>> begin Information supplied

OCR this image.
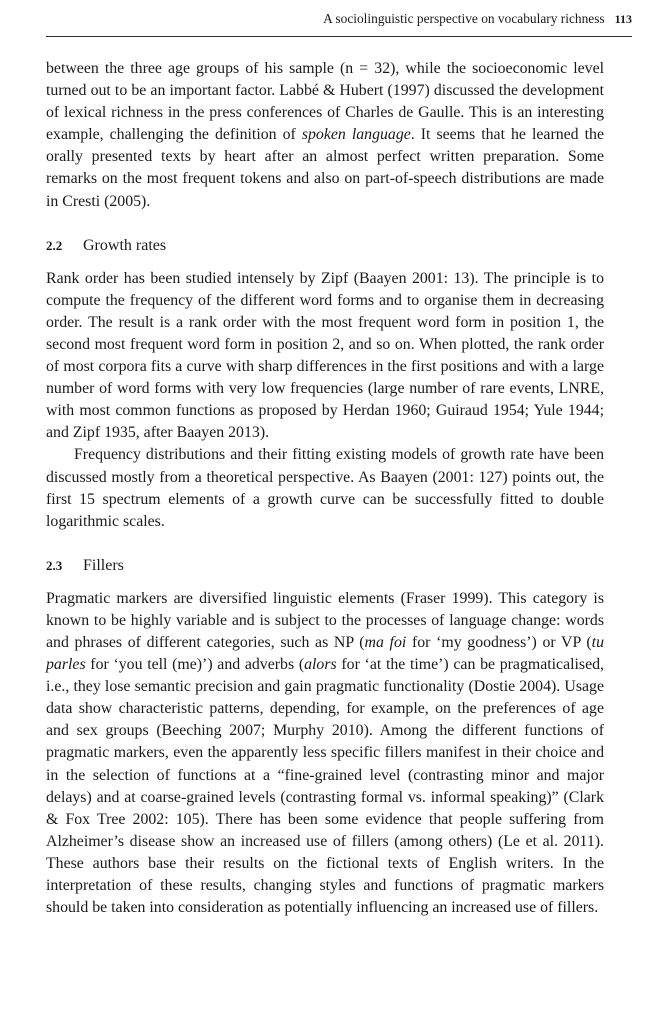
A sociolinguistic perspective on vocabulary richness 113

between the three age groups of his sample (n = 32), while the socioeconomic level turned out to be an important factor. Labbé & Hubert (1997) discussed the development of lexical richness in the press conferences of Charles de Gaulle. This is an interesting example, challenging the definition of spoken language. It seems that he learned the orally presented texts by heart after an almost perfect written preparation. Some remarks on the most frequent tokens and also on part-of-speech distributions are made in Cresti (2005).

2.2 Growth rates

Rank order has been studied intensely by Zipf (Baayen 2001: 13). The principle is to compute the frequency of the different word forms and to organise them in decreasing order. The result is a rank order with the most frequent word form in position 1, the second most frequent word form in position 2, and so on. When plotted, the rank order of most corpora fits a curve with sharp differences in the first positions and with a large number of word forms with very low frequencies (large number of rare events, LNRE, with most common functions as proposed by Herdan 1960; Guiraud 1954; Yule 1944; and Zipf 1935, after Baayen 2013).

Frequency distributions and their fitting existing models of growth rate have been discussed mostly from a theoretical perspective. As Baayen (2001: 127) points out, the first 15 spectrum elements of a growth curve can be successfully fitted to double logarithmic scales.

2.3 Fillers

Pragmatic markers are diversified linguistic elements (Fraser 1999). This category is known to be highly variable and is subject to the processes of language change: words and phrases of different categories, such as NP (ma foi for ‘my goodness’) or VP (tu parles for ‘you tell (me)’) and adverbs (alors for ‘at the time’) can be pragmaticalised, i.e., they lose semantic precision and gain pragmatic functionality (Dostie 2004). Usage data show characteristic patterns, depending, for example, on the preferences of age and sex groups (Beeching 2007; Murphy 2010). Among the different functions of pragmatic markers, even the apparently less specific fillers manifest in their choice and in the selection of functions at a “fine-grained level (contrasting minor and major delays) and at coarse-grained levels (contrasting formal vs. informal speaking)” (Clark & Fox Tree 2002: 105). There has been some evidence that people suffering from Alzheimer’s disease show an increased use of fillers (among others) (Le et al. 2011). These authors base their results on the fictional texts of English writers. In the interpretation of these results, changing styles and functions of pragmatic markers should be taken into consideration as potentially influencing an increased use of fillers.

>> end Information supplied

Stated problem ::
Copy each line from the records above that includes the string "curve".

The reply ::
Rank order has been studied intensely by Zipf (Baayen 2001: 13). The principle is to compute the frequency of the different word forms and to organise them in decreasing order. The result is a rank order with the most frequent word form in position 1, the second most frequent word form in position 2, and so on. When plotted, the rank order of most corpora fits a curve with sharp differences in the first positions and with a large number of word forms with very low frequencies (large number of rare events, LNRE, with most common functions as proposed by Herdan 1960; Guiraud 1954; Yule 1944; and Zipf 1935, after Baayen 2013).
Frequency distributions and their fitting existing models of growth rate have been discussed mostly from a theoretical perspective. As Baayen (2001: 127) points out, the first 15 spectrum elements of a growth curve can be successfully fitted to double logarithmic scales.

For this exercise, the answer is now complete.